Preparation of Materials
15m
Prepare the CTAB Buffer; autoclave for 20 minutes and add 1% β-mercaptoethanol to the CTAB buffer just before use.
  • Incubate the CTAB buffer at 65°C for at least 15 minutes before use.
Pre-chill 75% ethanol at -20°C.
Ensure sodium acetate (NaAc) solution is ready for DNA precipitation.
Sample Homogenization
15m
Weigh Plant Material:
  • Measure 100-150 mg of plant sample and transfer to a 2 mL microcentrifuge tube.
Homogenize the Sample:
  • Add 4 beads to the tube.
  • Perform bead beating for 15 seconds at 3000 rpm in the presence of liquid nitrogen.
  • Check the sample for uniform grinding; repeat if necessary.
DNA Extraction
1h 30m
Add CTAB Buffer:
  • Add 750 μL of preheated CTAB buffer to the sample.

• • •

Exercise brief
Rewrite the section of the DNA extraction protocol that begins "Homogenize the Sample" as a brief numbered list, keeping its main facts.

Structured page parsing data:
• • •

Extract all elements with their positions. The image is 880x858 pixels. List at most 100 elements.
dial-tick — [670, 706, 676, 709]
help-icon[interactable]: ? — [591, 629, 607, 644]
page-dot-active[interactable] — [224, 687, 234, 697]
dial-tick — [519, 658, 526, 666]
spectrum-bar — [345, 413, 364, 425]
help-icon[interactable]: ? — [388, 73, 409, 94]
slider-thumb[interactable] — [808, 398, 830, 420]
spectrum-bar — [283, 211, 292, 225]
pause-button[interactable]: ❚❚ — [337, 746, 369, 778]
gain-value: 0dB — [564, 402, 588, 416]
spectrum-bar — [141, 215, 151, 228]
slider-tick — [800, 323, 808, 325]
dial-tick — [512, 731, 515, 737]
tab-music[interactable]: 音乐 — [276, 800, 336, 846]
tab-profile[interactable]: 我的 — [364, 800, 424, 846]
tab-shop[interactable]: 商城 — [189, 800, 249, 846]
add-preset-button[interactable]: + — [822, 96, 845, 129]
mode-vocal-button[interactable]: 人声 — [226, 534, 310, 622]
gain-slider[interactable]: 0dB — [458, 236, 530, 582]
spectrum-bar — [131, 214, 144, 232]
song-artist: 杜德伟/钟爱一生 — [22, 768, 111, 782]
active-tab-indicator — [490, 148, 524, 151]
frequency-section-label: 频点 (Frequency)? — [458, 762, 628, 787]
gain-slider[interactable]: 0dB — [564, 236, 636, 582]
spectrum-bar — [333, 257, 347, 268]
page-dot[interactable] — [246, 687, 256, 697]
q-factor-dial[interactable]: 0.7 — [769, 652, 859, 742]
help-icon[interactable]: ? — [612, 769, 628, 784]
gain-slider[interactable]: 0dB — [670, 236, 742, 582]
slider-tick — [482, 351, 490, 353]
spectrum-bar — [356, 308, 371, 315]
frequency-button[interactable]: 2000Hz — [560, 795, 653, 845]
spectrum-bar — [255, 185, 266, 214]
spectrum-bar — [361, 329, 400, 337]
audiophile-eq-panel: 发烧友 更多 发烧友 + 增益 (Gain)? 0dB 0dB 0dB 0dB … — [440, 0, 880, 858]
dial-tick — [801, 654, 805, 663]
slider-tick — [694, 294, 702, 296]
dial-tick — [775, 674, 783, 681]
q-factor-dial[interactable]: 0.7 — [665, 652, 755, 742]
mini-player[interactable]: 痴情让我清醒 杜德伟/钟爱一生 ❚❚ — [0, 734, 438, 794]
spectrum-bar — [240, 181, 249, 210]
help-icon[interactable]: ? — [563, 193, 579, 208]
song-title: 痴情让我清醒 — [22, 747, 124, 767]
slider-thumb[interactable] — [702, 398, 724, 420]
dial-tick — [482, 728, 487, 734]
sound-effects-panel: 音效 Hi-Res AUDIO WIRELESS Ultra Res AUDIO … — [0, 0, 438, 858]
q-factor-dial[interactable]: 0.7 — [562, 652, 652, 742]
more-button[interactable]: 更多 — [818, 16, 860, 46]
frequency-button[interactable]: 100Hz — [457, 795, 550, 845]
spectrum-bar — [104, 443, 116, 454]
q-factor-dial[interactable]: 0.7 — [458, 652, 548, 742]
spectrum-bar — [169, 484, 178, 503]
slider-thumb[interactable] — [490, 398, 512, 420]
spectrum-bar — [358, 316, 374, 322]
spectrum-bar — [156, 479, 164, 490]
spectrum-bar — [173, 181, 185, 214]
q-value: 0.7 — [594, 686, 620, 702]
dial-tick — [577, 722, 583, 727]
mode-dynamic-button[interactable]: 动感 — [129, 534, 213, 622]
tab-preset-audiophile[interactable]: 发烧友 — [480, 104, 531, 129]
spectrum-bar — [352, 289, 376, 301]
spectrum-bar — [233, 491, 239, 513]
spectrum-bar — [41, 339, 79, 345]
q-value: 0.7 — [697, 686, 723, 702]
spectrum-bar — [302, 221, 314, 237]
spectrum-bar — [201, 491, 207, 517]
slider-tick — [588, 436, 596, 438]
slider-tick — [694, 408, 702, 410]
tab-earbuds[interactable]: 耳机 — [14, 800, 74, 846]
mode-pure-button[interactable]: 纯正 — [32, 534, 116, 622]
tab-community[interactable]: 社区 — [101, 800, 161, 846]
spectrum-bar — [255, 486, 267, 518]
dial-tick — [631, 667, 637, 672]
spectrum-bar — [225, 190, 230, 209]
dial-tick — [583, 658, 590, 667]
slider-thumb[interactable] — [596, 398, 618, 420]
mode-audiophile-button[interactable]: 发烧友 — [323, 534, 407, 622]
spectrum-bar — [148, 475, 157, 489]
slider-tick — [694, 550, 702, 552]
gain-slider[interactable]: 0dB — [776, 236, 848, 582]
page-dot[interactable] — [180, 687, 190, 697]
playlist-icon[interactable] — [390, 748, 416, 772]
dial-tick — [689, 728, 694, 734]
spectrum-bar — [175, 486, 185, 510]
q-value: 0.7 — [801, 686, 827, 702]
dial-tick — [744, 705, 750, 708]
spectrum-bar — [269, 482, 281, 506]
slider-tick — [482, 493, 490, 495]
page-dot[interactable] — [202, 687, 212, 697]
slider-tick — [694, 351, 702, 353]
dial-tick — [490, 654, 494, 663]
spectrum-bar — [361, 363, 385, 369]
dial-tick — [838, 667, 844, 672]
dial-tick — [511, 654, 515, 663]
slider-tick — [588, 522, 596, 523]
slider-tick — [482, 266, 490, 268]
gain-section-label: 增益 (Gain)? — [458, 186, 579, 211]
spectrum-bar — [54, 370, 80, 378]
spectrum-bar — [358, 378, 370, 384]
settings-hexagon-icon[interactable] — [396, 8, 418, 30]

• • •

Solution
1. Add 4 beads to the tube.
2. Bead-beat for 15 seconds at 3000 rpm with liquid nitrogen.
3. Check that grinding is uniform, and repeat if needed.